[Your objective] Go through the entries below and collect each line with the string "from" in it.

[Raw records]
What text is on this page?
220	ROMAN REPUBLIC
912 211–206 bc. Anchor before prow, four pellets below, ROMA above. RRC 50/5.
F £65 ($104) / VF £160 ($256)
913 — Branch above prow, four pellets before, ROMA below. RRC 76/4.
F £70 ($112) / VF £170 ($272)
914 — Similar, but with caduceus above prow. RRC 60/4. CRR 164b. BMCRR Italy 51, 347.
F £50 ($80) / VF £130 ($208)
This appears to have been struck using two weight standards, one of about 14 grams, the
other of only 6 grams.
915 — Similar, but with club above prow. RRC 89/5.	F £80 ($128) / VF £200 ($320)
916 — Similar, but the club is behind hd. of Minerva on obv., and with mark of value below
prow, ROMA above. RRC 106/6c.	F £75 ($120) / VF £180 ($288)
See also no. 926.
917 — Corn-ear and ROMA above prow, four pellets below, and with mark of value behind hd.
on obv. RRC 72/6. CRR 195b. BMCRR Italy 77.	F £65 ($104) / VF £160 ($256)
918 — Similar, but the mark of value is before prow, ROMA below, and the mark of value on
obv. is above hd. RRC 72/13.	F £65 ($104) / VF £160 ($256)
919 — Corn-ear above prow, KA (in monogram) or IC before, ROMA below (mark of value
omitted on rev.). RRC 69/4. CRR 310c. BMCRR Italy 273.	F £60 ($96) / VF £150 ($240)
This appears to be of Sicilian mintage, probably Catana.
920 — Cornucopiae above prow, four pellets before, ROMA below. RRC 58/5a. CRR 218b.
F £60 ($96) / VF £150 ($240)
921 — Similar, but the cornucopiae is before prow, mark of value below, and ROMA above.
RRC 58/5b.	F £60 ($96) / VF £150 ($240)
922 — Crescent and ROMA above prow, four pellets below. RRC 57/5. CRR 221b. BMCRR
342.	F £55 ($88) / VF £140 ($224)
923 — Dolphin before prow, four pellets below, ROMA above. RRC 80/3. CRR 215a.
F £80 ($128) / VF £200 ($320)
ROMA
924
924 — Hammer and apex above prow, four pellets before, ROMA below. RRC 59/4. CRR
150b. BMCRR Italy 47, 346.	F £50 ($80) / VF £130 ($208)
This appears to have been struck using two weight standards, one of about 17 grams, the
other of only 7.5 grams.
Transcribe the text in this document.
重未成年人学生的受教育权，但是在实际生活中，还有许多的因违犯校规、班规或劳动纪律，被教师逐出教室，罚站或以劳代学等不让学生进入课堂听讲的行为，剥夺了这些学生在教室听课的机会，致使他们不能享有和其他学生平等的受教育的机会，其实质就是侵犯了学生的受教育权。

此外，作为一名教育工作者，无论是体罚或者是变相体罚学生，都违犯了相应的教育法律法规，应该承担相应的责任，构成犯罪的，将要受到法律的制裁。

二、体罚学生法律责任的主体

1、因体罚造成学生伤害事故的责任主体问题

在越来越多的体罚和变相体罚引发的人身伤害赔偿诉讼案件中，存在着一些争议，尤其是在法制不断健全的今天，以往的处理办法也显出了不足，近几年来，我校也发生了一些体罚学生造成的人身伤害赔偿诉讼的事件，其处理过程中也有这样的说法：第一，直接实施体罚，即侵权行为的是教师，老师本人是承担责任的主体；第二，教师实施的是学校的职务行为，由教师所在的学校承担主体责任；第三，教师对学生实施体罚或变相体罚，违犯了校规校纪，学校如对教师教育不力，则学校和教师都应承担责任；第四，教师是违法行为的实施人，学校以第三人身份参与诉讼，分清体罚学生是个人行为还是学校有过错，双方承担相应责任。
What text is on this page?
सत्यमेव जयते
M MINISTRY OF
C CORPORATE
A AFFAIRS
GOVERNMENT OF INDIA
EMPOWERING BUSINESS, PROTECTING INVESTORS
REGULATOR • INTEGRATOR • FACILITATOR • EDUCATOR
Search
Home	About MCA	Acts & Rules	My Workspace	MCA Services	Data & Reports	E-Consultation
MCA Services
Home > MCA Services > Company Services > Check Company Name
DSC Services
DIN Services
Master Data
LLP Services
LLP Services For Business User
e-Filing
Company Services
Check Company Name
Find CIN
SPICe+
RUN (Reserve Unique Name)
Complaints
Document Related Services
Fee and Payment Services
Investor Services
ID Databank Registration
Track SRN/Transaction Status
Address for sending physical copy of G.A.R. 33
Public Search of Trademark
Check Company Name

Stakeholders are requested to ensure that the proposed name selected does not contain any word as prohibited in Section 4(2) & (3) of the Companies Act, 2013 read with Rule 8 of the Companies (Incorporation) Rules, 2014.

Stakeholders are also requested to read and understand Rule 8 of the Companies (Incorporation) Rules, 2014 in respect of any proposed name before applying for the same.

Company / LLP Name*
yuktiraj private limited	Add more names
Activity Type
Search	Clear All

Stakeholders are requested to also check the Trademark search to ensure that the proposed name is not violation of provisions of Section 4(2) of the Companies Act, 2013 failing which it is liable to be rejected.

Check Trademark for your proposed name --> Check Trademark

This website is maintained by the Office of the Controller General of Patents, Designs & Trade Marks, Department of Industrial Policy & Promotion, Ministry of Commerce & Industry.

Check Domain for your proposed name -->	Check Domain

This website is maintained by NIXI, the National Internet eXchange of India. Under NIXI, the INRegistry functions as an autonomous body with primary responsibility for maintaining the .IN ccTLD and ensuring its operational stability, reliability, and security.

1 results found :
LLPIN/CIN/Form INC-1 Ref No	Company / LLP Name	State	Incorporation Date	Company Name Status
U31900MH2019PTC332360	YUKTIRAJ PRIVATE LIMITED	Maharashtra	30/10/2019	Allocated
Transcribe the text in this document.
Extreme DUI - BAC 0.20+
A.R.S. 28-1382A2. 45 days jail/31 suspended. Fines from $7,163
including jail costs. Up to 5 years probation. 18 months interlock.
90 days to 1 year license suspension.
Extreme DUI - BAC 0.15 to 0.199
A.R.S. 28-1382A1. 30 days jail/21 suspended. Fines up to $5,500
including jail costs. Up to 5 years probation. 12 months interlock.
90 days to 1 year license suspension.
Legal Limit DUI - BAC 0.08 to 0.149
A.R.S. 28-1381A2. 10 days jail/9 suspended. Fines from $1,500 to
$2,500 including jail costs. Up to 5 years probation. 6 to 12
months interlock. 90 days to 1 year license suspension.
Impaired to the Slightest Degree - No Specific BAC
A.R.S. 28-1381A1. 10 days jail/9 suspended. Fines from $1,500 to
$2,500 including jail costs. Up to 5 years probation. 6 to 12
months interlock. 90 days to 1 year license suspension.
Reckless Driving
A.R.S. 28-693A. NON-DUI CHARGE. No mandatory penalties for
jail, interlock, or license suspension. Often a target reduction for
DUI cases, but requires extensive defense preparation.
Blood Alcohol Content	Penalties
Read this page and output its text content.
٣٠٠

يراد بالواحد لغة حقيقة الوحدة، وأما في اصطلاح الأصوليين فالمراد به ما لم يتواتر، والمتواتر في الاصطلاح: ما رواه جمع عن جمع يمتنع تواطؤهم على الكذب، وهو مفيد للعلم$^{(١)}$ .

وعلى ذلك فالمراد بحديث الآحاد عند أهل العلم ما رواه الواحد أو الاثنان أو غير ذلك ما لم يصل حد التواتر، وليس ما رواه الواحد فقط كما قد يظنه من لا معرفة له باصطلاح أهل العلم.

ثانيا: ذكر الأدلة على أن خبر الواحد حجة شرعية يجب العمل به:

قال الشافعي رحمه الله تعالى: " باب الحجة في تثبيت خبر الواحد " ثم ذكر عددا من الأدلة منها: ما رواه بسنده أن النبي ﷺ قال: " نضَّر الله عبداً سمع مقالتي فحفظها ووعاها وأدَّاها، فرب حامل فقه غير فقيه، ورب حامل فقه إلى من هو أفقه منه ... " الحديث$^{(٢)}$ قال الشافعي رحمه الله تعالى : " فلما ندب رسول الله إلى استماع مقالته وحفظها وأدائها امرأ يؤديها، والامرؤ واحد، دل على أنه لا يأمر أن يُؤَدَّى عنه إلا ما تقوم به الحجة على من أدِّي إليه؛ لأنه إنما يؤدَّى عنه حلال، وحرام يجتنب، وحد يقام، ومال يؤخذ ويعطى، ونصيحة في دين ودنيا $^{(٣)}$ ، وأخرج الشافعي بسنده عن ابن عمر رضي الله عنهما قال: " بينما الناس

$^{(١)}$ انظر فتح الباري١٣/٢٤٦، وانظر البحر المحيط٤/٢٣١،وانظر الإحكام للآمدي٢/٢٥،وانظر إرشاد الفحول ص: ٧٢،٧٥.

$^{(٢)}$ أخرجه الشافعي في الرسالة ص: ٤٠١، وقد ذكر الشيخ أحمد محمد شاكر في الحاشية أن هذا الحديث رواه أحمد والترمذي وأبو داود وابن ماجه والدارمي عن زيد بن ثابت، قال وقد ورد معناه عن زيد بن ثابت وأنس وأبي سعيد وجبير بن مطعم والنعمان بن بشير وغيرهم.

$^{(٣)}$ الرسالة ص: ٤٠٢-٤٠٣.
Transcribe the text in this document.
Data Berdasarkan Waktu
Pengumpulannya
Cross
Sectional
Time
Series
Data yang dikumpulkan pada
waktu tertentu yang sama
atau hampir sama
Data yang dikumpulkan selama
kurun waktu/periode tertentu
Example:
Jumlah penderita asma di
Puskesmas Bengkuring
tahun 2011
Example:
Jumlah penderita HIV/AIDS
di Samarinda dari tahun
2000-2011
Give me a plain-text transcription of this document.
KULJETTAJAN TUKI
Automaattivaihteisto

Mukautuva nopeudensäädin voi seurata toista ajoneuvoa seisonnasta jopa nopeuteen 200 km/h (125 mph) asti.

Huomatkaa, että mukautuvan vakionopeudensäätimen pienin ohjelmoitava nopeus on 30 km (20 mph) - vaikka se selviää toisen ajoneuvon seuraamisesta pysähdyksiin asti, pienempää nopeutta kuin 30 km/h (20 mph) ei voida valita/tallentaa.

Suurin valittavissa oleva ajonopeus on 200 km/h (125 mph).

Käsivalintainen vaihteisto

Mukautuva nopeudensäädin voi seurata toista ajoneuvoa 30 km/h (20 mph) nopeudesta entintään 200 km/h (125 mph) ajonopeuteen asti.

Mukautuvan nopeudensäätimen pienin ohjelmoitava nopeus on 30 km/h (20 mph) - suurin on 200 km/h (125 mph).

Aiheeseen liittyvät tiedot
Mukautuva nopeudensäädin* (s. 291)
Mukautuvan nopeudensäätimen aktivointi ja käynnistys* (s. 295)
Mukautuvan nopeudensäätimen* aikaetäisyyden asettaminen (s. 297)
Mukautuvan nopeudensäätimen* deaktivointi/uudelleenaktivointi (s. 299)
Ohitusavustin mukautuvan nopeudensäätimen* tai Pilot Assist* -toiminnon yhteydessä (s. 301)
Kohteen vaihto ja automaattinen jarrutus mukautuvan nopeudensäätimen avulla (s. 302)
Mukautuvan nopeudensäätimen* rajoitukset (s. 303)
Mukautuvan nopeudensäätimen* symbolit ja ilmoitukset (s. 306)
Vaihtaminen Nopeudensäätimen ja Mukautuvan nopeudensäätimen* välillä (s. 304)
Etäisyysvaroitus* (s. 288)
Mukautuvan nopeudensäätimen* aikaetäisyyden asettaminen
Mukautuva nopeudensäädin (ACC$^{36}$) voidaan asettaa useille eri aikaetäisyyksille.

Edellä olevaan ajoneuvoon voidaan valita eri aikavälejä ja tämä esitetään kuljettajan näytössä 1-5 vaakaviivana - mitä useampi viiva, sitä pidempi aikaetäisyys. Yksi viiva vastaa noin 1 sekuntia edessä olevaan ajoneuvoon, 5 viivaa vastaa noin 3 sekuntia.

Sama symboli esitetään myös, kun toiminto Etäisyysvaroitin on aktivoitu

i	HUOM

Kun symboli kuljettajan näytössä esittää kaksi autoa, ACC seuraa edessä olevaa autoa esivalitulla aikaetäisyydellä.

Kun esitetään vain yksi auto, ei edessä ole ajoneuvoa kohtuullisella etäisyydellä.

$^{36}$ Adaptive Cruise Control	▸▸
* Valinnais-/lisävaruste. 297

[Written answer]
A.R.S. 28-1382A2. 45 days jail/31 suspended. Fines from $7,163
A.R.S. 28-1381A2. 10 days jail/9 suspended. Fines from $1,500 to
A.R.S. 28-1381A1. 10 days jail/9 suspended. Fines from $1,500 to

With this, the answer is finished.